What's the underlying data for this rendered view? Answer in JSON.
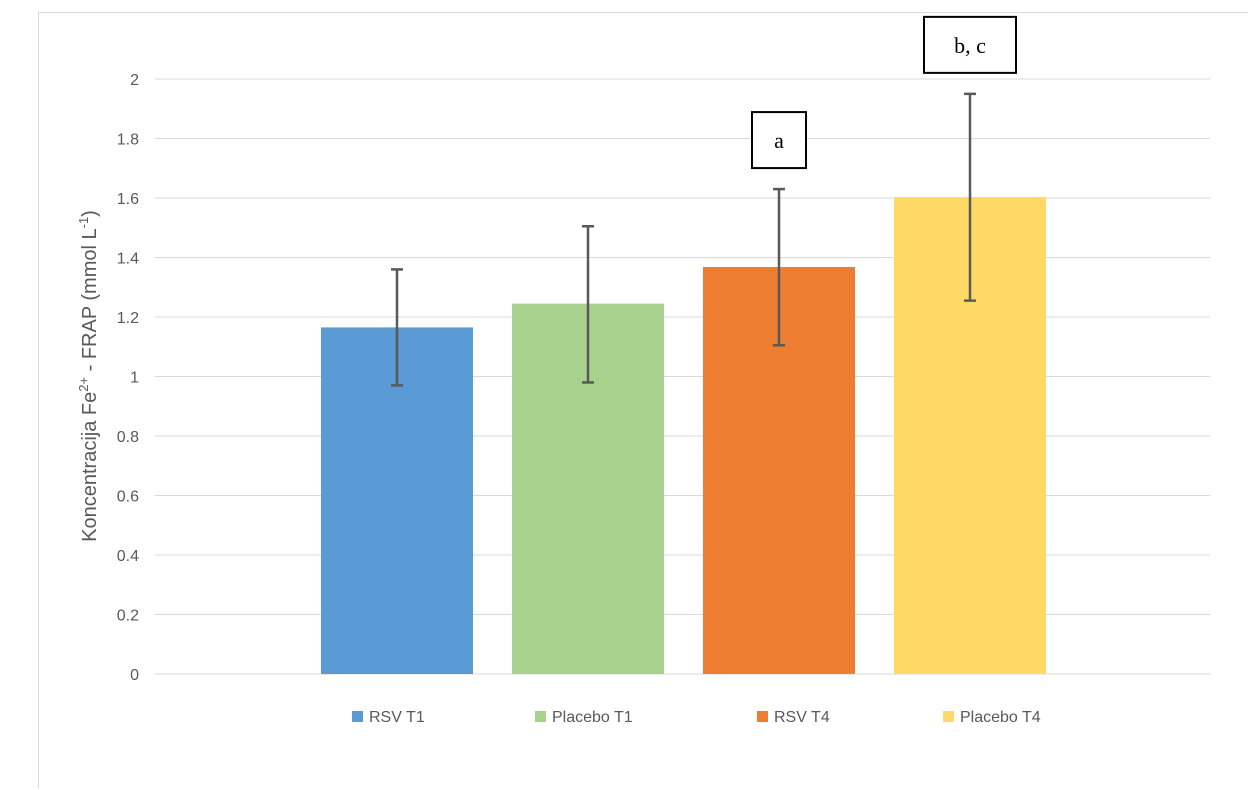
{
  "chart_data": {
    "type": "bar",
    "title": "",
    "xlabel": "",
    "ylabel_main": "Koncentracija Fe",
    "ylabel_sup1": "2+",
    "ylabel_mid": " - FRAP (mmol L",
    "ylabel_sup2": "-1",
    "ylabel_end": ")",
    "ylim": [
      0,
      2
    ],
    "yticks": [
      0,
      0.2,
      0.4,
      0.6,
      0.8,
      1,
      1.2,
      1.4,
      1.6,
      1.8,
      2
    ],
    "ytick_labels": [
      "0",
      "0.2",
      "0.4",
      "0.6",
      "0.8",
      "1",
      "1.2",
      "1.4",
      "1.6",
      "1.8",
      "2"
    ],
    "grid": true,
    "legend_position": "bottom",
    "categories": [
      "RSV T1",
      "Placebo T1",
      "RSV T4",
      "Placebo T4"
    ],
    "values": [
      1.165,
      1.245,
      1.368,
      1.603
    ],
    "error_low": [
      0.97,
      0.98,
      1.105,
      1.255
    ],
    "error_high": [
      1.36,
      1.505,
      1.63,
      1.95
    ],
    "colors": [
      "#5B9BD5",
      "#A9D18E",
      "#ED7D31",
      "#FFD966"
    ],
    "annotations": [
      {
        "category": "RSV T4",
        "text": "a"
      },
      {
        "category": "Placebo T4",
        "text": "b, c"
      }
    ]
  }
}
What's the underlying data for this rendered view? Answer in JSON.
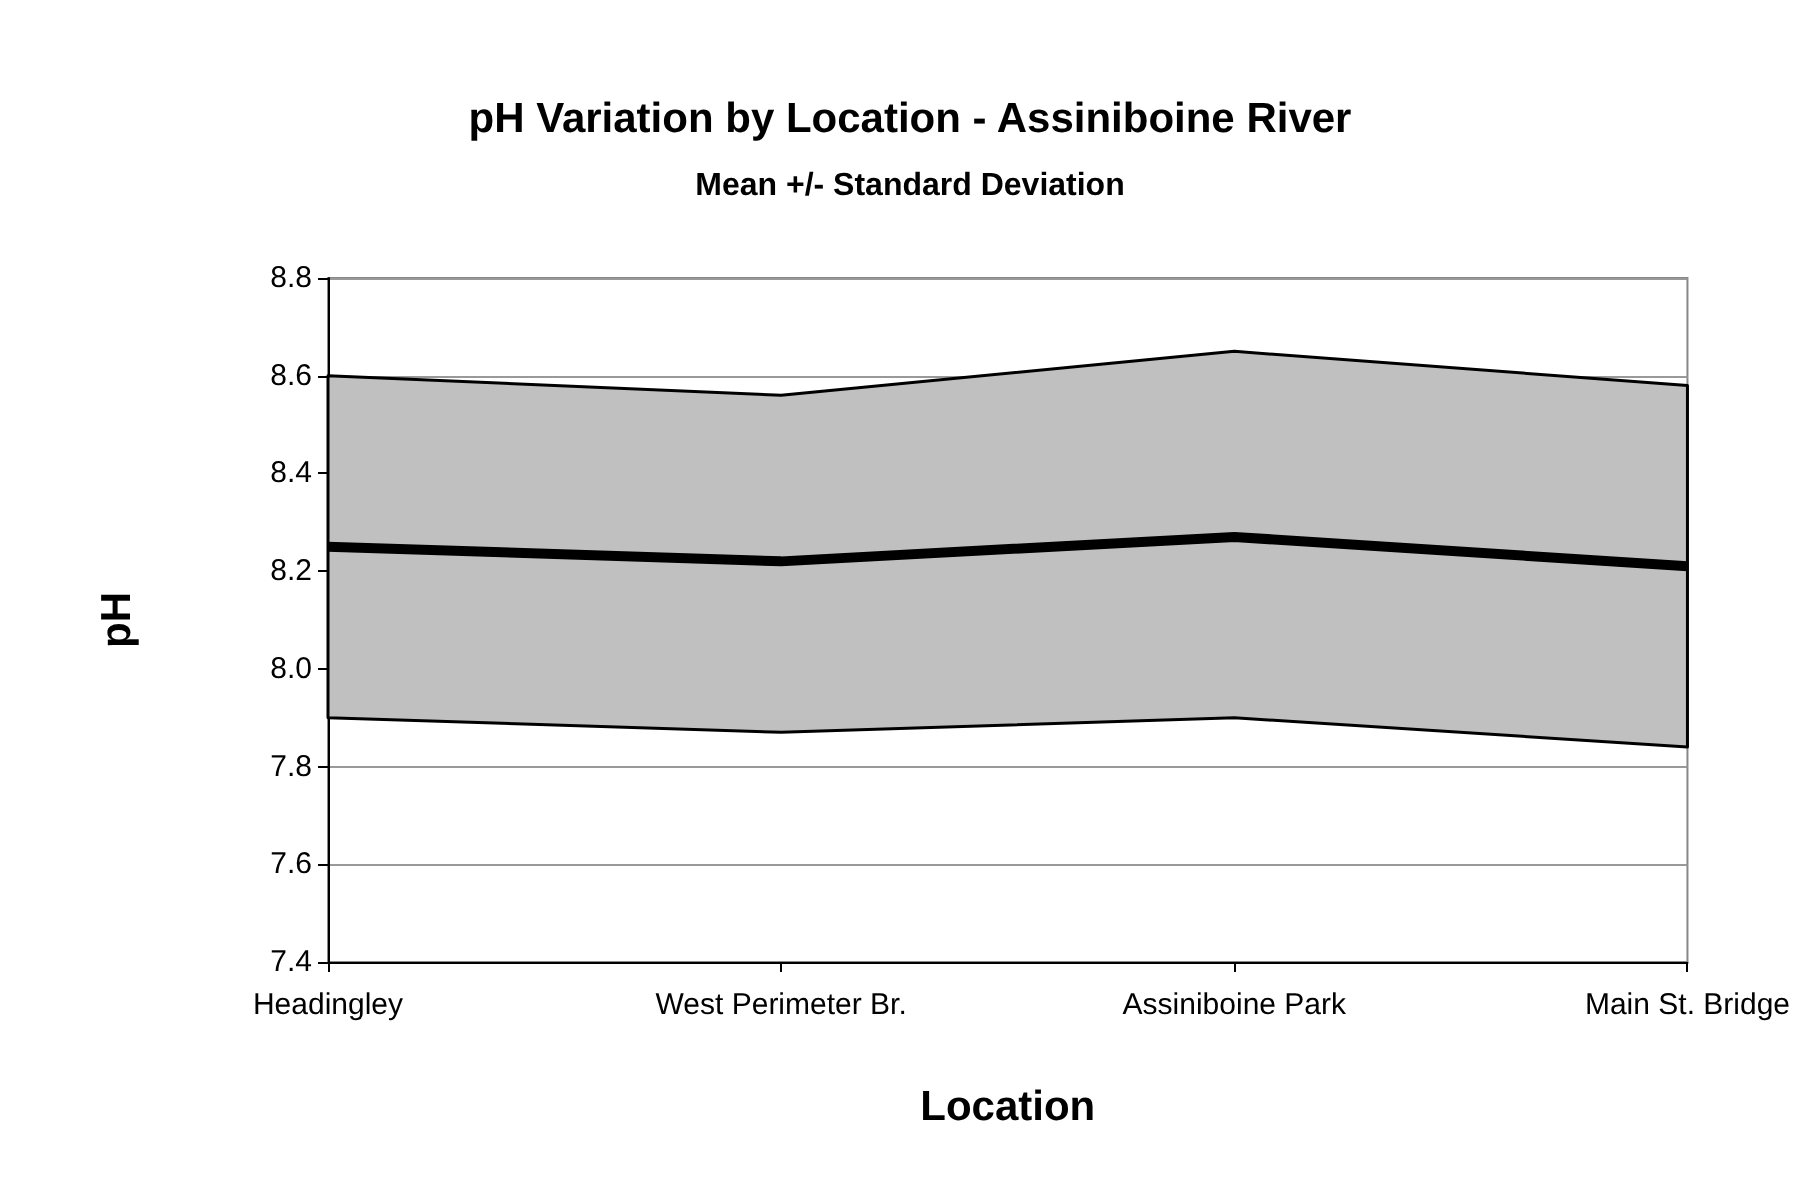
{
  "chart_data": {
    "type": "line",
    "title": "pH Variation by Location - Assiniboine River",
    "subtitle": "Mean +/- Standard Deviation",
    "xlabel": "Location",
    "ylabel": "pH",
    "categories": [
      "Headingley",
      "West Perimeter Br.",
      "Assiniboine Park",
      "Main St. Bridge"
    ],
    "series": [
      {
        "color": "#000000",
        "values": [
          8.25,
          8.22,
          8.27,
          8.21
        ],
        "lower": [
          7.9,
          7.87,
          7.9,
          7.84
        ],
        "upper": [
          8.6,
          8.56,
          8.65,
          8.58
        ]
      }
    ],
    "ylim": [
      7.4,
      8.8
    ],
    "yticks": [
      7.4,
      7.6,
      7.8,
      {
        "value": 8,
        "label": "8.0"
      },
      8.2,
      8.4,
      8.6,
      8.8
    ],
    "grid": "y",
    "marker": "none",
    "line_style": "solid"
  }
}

→ REQUEST
Pick out every line above that contains the word "Assiniboine" and copy it.

→ COMPLETE ANSWER
    "title": "pH Variation by Location - Assiniboine River",
      "Assiniboine Park",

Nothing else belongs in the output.